__Source document__:
────────────────
The Latest Project-Cattails


As the leaves fall from the trees and shrubs, revealing the skeletons of bark covered sinews, a gardener’s thoughts turn to…


Projects! Or at least my thoughts do. There is less hands in the dirt gardening filling the waking hours during this time, in the midst of planning the biggest meal of the year for the Fairegarden clan, Thanksgiving weekend. That extra time is used to peruse magazines from the United Kingdom that are chock full of photos that trigger a certain type of response in the cerebral cortex.


That response being: I can make/do that! The that being mentioned is the human-made representation of what looks to be Cattails on steroids. The first thing that drew the eye in this photo taken of the Royal Horticultural Society’s garden, Wisley, besides the flaming foliage and incredible Chinese building was the somber toned sculptures. Many, many, many and more hours have been spent studying these artistic renditions, with a magnifying glass in hand.


Funny thing, this was the teaser page in the UK version of The English Garden for the next months issue. I couldn’t wait to see more photos. But when the issue finally arrived, this photo was not among those in the spread, only a small bit of the sculptures were even shown at all. There was a tiny shot to illustrate a coupon to win an RHS gift membership worth 49 quid, showing the colorful winter twigs of various Cornus ssp. across water in the background, not of much use to someone looking to copy the Cattail technique. Oh well, we got the gist of it.


From the teaser shot one could see that the pod tops were made of woven woody material, wrapped around and around to form an elongated oval. The stem looks to be a metal rod of some sort. Doable. The leaves seemed to be a bit trickier, covered in a vine that must be wrapped around metal to hold the shape and to be bent into a natural leaf curve. That will take some more thought.


Needing something more long lasting and less time consuming to manufacture than the woven leaves, the extra roll of hardware cloth was spied in the shed. It was cut into rectangles of a good size and bent into leaf shapes with pointy ends and doubled over at the base to attach to the metal rods that also happened to be in the shed after being used as plant stakes at one time. Thick gloves were worn to protect delicate finger tissues while working with the hardware cloth, as always. Copper wire was used to hold the leaves at the proper spacing and angle on the rods.
────────────────
__Extracted information__:
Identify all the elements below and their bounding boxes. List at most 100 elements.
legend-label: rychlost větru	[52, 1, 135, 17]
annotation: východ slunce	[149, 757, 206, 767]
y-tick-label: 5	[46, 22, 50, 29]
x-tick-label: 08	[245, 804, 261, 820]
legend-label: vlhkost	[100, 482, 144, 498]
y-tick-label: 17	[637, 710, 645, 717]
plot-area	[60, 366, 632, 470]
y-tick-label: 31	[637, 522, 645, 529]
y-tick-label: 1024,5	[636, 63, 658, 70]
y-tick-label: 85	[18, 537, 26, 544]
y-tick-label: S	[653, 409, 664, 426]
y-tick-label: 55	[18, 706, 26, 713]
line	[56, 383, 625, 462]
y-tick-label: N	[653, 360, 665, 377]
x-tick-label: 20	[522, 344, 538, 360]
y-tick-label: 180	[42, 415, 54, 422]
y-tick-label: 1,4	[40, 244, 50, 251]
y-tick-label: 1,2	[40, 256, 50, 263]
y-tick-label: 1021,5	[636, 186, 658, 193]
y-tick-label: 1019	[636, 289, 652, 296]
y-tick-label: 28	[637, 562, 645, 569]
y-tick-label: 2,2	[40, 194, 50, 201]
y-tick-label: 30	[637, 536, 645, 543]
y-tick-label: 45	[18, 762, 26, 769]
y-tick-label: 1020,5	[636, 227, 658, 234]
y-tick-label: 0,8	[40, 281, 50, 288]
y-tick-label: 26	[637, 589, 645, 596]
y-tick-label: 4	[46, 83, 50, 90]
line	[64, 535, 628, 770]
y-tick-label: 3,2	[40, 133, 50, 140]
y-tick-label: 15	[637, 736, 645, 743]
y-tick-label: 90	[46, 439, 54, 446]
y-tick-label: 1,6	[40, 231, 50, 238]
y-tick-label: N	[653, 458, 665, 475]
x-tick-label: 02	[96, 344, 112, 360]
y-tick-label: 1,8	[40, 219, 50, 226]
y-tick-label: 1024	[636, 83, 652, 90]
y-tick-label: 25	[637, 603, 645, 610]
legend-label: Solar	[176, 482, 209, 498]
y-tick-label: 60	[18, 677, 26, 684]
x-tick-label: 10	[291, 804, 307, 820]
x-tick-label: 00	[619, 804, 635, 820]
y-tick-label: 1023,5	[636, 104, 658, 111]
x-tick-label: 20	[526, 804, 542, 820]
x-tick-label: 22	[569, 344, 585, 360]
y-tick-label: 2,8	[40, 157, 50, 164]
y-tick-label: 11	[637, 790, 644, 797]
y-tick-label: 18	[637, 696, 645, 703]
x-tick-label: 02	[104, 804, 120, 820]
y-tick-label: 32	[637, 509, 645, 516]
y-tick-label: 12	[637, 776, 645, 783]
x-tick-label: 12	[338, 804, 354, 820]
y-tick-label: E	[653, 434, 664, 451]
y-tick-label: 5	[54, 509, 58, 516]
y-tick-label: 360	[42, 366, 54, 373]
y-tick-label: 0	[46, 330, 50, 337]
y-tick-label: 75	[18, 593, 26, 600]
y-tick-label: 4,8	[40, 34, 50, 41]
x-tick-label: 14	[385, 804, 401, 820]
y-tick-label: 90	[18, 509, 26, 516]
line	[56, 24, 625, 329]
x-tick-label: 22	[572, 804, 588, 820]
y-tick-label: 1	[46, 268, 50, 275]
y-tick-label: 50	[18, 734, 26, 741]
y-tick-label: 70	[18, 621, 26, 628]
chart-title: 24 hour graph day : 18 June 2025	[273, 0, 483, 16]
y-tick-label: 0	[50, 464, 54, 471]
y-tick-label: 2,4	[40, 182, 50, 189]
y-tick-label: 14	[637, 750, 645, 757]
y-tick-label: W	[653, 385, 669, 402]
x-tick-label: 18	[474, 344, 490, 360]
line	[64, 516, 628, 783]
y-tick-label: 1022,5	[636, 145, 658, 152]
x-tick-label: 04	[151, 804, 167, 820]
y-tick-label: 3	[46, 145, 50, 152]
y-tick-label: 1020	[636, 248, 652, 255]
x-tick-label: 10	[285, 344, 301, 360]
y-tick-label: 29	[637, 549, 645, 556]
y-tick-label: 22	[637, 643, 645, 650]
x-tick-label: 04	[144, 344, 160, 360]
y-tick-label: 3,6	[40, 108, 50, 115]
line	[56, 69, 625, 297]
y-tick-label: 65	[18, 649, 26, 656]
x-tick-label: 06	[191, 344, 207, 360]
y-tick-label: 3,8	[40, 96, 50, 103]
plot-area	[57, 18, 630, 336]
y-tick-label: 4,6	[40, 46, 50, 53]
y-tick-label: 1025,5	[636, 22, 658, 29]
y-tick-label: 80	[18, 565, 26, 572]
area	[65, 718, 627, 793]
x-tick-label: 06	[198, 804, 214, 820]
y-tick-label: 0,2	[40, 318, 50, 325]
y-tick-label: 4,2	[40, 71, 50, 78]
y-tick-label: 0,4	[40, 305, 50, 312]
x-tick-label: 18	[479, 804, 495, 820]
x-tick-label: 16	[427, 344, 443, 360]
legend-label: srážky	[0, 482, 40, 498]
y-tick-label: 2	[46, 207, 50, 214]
────────────────
__Short problem A__:
From the cattail post, list the materials the writer used to make the leaves and attach them to the stems.
__Short problem B__:
Reproduce the stretch of the cattail post from "Projects! Or at" through "glass in hand.".
__Short problem C__:
Answer these questions using the cattail post, one answer per line:
(i) How much was the RHS gift membership offered in the coupon worth?
(ii) What did the stem of the sculptures in the teaser shot look to be made of?
(iii) What had the metal rods from the shed been used as at one time?

__Complete response A__:
Hardware cloth
Metal rods
Copper wire

__Complete response B__:
Projects! Or at least my thoughts do. There is less hands in the dirt gardening filling the waking hours during this time, in the midst of planning the biggest meal of the year for the Fairegarden clan, Thanksgiving weekend. That extra time is used to peruse magazines from the United Kingdom that are chock full of photos that trigger a certain type of response in the cerebral cortex.


That response being: I can make/do that! The that being mentioned is the human-made representation of what looks to be Cattails on steroids. The first thing that drew the eye in this photo taken of the Royal Horticultural Society’s garden, Wisley, besides the flaming foliage and incredible Chinese building was the somber toned sculptures. Many, many, many and more hours have been spent studying these artistic renditions, with a magnifying glass in hand.

__Complete response C__:
(i) 49 quid
(ii) A metal rod of some sort
(iii) Plant stakes